▶ **Aim**:
Write down each entry again, exactly as it reads.

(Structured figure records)
"""

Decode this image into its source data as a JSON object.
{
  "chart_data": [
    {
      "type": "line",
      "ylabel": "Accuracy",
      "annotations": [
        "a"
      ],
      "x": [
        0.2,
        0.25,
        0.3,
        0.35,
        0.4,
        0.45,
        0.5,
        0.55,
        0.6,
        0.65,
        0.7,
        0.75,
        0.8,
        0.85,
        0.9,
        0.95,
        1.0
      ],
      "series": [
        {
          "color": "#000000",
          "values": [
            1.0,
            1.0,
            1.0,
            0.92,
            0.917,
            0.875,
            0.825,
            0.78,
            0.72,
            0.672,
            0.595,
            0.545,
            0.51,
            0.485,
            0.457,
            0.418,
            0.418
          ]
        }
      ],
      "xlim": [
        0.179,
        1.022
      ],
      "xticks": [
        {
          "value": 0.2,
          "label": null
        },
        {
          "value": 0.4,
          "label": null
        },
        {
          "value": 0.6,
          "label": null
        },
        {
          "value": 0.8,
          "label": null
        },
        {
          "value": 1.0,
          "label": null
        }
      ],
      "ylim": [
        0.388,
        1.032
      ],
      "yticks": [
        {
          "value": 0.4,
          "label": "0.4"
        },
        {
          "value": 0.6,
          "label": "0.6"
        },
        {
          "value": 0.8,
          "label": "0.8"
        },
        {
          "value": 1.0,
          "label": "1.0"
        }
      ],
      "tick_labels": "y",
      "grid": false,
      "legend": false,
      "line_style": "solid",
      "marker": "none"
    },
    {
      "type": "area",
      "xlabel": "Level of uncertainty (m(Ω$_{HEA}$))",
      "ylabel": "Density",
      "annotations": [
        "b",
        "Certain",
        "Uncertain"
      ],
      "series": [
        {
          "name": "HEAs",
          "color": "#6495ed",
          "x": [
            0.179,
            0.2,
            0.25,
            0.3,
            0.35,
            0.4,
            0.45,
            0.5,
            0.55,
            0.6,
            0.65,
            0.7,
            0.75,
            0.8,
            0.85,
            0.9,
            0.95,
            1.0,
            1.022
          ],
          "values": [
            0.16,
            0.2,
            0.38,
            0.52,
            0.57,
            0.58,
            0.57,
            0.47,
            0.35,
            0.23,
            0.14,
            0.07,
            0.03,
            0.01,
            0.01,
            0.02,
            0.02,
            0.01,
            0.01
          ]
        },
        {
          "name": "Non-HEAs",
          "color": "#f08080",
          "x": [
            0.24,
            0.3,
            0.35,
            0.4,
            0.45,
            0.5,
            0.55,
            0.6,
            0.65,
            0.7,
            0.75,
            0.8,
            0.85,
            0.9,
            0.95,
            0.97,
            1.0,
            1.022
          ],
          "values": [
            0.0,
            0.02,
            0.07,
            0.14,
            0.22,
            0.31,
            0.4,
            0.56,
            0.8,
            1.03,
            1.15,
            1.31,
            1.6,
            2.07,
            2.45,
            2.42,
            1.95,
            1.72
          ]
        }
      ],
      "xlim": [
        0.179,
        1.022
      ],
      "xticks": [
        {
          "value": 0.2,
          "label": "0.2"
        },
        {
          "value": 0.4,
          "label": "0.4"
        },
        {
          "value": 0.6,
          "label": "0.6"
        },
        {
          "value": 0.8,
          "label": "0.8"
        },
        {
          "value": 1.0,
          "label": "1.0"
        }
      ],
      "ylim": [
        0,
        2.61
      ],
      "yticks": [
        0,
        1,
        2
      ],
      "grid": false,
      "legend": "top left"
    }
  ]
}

"""

▶ **Reply to the exercise**:
Decode this image into its source data as a JSON object.
{
  "chart_data": [
    {
      "type": "line",
      "ylabel": "Accuracy",
      "annotations": [
        "a"
      ],
      "x": [
        0.2,
        0.25,
        0.3,
        0.35,
        0.4,
        0.45,
        0.5,
        0.55,
        0.6,
        0.65,
        0.7,
        0.75,
        0.8,
        0.85,
        0.9,
        0.95,
        1.0
      ],
      "series": [
        {
          "color": "#000000",
          "values": [
            1.0,
            1.0,
            1.0,
            0.92,
            0.917,
            0.875,
            0.825,
            0.78,
            0.72,
            0.672,
            0.595,
            0.545,
            0.51,
            0.485,
            0.457,
            0.418,
            0.418
          ]
        }
      ],
      "xlim": [
        0.179,
        1.022
      ],
      "xticks": [
        {
          "value": 0.2,
          "label": null
        },
        {
          "value": 0.4,
          "label": null
        },
        {
          "value": 0.6,
          "label": null
        },
        {
          "value": 0.8,
          "label": null
        },
        {
          "value": 1.0,
          "label": null
        }
      ],
      "ylim": [
        0.388,
        1.032
      ],
      "yticks": [
        {
          "value": 0.4,
          "label": "0.4"
        },
        {
          "value": 0.6,
          "label": "0.6"
        },
        {
          "value": 0.8,
          "label": "0.8"
        },
        {
          "value": 1.0,
          "label": "1.0"
        }
      ],
      "tick_labels": "y",
      "grid": false,
      "legend": false,
      "line_style": "solid",
      "marker": "none"
    },
    {
      "type": "area",
      "xlabel": "Level of uncertainty (m(Ω$_{HEA}$))",
      "ylabel": "Density",
      "annotations": [
        "b",
        "Certain",
        "Uncertain"
      ],
      "series": [
        {
          "name": "HEAs",
          "color": "#6495ed",
          "x": [
            0.179,
            0.2,
            0.25,
            0.3,
            0.35,
            0.4,
            0.45,
            0.5,
            0.55,
            0.6,
            0.65,
            0.7,
            0.75,
            0.8,
            0.85,
            0.9,
            0.95,
            1.0,
            1.022
          ],
          "values": [
            0.16,
            0.2,
            0.38,
            0.52,
            0.57,
            0.58,
            0.57,
            0.47,
            0.35,
            0.23,
            0.14,
            0.07,
            0.03,
            0.01,
            0.01,
            0.02,
            0.02,
            0.01,
            0.01
          ]
        },
        {
          "name": "Non-HEAs",
          "color": "#f08080",
          "x": [
            0.24,
            0.3,
            0.35,
            0.4,
            0.45,
            0.5,
            0.55,
            0.6,
            0.65,
            0.7,
            0.75,
            0.8,
            0.85,
            0.9,
            0.95,
            0.97,
            1.0,
            1.022
          ],
          "values": [
            0.0,
            0.02,
            0.07,
            0.14,
            0.22,
            0.31,
            0.4,
            0.56,
            0.8,
            1.03,
            1.15,
            1.31,
            1.6,
            2.07,
            2.45,
            2.42,
            1.95,
            1.72
          ]
        }
      ],
      "xlim": [
        0.179,
        1.022
      ],
      "xticks": [
        {
          "value": 0.2,
          "label": "0.2"
        },
        {
          "value": 0.4,
          "label": "0.4"
        },
        {
          "value": 0.6,
          "label": "0.6"
        },
        {
          "value": 0.8,
          "label": "0.8"
        },
        {
          "value": 1.0,
          "label": "1.0"
        }
      ],
      "ylim": [
        0,
        2.61
      ],
      "yticks": [
        0,
        1,
        2
      ],
      "grid": false,
      "legend": "top left"
    }
  ]
}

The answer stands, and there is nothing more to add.